- _Provided data_

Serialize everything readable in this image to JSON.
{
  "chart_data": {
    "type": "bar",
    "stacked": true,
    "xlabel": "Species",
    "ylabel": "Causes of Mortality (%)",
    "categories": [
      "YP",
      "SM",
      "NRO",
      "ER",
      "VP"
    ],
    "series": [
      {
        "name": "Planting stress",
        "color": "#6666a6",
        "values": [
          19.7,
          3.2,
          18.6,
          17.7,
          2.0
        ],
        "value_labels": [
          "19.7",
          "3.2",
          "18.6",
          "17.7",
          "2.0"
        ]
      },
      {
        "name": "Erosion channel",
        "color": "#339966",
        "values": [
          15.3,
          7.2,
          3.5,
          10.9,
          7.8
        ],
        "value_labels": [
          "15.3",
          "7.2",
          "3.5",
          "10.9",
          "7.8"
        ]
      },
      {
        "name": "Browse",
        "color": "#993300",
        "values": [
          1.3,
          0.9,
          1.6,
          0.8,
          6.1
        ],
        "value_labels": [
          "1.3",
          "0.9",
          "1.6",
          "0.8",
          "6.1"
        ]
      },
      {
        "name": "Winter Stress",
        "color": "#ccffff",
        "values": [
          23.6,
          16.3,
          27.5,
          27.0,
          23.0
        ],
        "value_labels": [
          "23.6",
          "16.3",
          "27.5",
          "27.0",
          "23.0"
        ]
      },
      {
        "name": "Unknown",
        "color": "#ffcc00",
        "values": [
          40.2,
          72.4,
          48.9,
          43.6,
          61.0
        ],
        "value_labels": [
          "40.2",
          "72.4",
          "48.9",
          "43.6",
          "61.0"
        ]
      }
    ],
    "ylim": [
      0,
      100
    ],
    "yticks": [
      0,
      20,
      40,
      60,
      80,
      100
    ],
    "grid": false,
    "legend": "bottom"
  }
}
* * *
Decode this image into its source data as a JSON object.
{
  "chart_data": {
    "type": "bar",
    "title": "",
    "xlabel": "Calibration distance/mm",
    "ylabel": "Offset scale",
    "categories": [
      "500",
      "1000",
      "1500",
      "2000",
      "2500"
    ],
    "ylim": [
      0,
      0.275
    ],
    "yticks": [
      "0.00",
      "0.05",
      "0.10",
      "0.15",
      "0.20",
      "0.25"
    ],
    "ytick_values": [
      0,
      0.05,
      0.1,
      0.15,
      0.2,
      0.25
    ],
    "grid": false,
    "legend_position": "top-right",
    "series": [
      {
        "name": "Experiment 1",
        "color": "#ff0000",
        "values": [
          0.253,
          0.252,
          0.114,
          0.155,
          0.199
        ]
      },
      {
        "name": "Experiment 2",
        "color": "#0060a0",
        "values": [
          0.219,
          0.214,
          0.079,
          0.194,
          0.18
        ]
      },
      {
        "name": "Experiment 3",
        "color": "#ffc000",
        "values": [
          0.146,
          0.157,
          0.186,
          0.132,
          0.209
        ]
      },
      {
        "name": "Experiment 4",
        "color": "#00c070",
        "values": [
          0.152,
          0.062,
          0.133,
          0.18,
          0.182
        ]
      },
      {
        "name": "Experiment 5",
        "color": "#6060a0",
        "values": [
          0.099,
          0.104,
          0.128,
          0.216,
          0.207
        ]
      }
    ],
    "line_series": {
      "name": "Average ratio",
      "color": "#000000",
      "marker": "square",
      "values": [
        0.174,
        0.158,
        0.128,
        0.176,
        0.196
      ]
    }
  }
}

- _Written task_
Select every line where the word "color" occurs.

- _Result of the exercise_
        "color": "#6666a6",
        "color": "#339966",
        "color": "#993300",
        "color": "#ccffff",
        "color": "#ffcc00",
        "color": "#ff0000",
        "color": "#0060a0",
        "color": "#ffc000",
        "color": "#00c070",
        "color": "#6060a0",
      "color": "#000000",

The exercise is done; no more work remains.